Radical Measures


One of my favorite bloggers, and in fact one of the top political blogs out there, is Chris Floyd at Empire Burlesque. He understands the big picture, is consistently informative, and his writing has that quality of righteous indignation at the corporate state that is a prerequisite for political sanity in our time. He doesn’t see all the evils of our system as caused by Bush-Cheney, but regularly points out the complicity of both parties in the misbegotten drive for American empire. (The most recent example of his work along these lines is here, but you can find this penetrating insight throughout his blog.)

Regarding the Bush administration’s various operatives and other functionaries, particularly in the contexts of appointment and confirmation, Floyd is fond of pointing out that anyone who is willing to work at high levels for this blood-soaked regime is by definition assenting to its criminality, and is therefore unfit to serve our country. I agree with him, and I think it’s important to grasp the principle involved here if one is to maintain a realistic view of the political situation. It is one thing to say that so-and-so is a bad president, or attorney general, or whatever—or to say that one disagrees with the policies of a given administration or party. It is quite another to say that so-and-so is a criminal, that the administration is a criminal operation, and that (in the only possible conclusion that follows from this) said administration or government is illegitimate.

(Directive): For each statement, say yes or no to whether it agrees with the post, and quote the words of the post that settle it. (a) Floyd treats Bush-Cheney as the cause of all the evils of the system. (b) The writer agrees with Floyd's view of those willing to work at high levels for the administration. (c) Floyd's blog is called Empire Burlesque. The items have no role in this exercise.

(Recorded data):
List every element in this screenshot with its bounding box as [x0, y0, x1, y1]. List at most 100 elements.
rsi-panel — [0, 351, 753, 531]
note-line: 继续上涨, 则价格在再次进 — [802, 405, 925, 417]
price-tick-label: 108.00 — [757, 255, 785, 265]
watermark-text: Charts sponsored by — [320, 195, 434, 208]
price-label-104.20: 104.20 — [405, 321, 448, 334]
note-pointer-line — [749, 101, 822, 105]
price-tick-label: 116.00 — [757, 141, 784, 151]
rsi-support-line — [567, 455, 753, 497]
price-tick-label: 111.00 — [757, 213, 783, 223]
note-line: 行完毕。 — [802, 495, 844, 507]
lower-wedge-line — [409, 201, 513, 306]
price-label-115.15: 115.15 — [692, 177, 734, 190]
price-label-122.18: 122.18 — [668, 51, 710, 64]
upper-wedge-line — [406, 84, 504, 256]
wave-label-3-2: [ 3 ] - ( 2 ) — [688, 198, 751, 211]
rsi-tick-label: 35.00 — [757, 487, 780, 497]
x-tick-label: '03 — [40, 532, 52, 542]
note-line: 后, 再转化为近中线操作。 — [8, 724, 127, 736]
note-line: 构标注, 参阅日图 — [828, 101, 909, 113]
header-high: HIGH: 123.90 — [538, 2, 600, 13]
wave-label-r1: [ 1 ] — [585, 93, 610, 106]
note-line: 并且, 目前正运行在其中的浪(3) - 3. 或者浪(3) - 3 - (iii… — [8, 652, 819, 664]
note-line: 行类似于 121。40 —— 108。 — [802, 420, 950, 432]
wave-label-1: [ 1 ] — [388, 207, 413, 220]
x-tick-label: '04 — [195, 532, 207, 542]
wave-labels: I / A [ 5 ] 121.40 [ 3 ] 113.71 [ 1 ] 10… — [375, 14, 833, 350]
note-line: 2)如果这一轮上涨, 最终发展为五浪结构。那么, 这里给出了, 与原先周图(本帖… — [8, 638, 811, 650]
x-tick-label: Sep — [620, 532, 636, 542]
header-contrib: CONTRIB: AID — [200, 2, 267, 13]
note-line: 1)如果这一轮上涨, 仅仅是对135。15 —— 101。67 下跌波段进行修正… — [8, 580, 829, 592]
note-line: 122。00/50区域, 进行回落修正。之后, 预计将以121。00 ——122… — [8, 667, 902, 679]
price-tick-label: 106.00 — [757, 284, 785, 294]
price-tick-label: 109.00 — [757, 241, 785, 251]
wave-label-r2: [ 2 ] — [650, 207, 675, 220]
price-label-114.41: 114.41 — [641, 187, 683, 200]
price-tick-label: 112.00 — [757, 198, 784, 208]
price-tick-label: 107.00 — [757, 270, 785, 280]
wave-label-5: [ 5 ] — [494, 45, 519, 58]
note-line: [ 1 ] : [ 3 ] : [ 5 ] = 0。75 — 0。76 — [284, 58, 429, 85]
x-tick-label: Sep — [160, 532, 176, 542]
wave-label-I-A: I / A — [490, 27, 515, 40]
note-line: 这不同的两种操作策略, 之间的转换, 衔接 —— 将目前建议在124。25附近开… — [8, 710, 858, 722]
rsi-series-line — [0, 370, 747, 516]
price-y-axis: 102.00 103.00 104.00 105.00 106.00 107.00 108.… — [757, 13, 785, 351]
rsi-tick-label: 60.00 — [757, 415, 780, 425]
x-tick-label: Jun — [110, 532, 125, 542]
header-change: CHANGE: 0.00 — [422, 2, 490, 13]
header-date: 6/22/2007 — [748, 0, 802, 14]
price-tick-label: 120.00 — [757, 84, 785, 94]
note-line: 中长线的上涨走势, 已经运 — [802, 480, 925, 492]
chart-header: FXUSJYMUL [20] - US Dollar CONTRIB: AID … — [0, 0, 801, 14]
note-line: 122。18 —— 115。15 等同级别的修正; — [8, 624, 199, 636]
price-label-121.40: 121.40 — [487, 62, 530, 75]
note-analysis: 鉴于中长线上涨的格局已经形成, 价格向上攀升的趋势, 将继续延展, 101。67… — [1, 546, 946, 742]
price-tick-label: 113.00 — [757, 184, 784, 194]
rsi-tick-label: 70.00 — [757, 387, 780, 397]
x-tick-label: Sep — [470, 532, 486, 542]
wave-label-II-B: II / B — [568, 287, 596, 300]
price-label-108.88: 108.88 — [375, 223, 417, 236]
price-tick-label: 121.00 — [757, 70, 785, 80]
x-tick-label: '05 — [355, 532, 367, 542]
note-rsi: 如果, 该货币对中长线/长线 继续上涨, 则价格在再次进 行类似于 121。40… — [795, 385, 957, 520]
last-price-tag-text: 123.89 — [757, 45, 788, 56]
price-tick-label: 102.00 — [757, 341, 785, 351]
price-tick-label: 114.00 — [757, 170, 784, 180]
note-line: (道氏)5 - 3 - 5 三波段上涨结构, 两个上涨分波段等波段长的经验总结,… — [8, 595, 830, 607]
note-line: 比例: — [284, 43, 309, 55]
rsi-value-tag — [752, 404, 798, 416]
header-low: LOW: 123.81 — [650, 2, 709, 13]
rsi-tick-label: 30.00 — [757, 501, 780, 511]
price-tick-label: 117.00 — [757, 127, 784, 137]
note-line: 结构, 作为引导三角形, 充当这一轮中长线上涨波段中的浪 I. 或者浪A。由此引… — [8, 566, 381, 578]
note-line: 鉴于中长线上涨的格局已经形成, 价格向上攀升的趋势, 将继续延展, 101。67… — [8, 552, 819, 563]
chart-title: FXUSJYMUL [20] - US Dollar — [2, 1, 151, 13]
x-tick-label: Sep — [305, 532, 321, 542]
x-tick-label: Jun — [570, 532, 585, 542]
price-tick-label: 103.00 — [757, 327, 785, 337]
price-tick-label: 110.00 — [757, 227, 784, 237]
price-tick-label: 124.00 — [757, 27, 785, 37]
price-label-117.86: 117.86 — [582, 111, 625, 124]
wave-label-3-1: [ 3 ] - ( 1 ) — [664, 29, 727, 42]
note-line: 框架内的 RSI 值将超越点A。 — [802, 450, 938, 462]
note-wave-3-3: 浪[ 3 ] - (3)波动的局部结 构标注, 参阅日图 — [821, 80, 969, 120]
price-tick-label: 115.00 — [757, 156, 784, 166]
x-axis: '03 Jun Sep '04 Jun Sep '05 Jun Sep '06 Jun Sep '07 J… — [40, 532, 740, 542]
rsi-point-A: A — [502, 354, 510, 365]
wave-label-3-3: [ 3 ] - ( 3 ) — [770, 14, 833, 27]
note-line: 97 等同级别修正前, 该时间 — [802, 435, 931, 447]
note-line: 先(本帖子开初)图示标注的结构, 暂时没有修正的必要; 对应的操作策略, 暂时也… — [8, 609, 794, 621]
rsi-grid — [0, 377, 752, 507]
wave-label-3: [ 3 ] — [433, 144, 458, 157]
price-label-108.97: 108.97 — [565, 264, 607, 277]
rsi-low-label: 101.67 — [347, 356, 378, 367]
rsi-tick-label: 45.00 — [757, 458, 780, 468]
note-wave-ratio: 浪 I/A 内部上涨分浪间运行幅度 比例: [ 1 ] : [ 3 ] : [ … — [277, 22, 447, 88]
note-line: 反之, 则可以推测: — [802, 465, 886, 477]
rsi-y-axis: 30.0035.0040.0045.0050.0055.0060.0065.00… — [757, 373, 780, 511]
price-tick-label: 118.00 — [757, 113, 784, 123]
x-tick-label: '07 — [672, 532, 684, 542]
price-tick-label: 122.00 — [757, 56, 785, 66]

(Answer to this exercise):
(a) No: "He doesn’t see all the evils of our system as caused by Bush-Cheney"
(b) Yes: "I agree with him"
(c) Yes: "Chris Floyd at Empire Burlesque"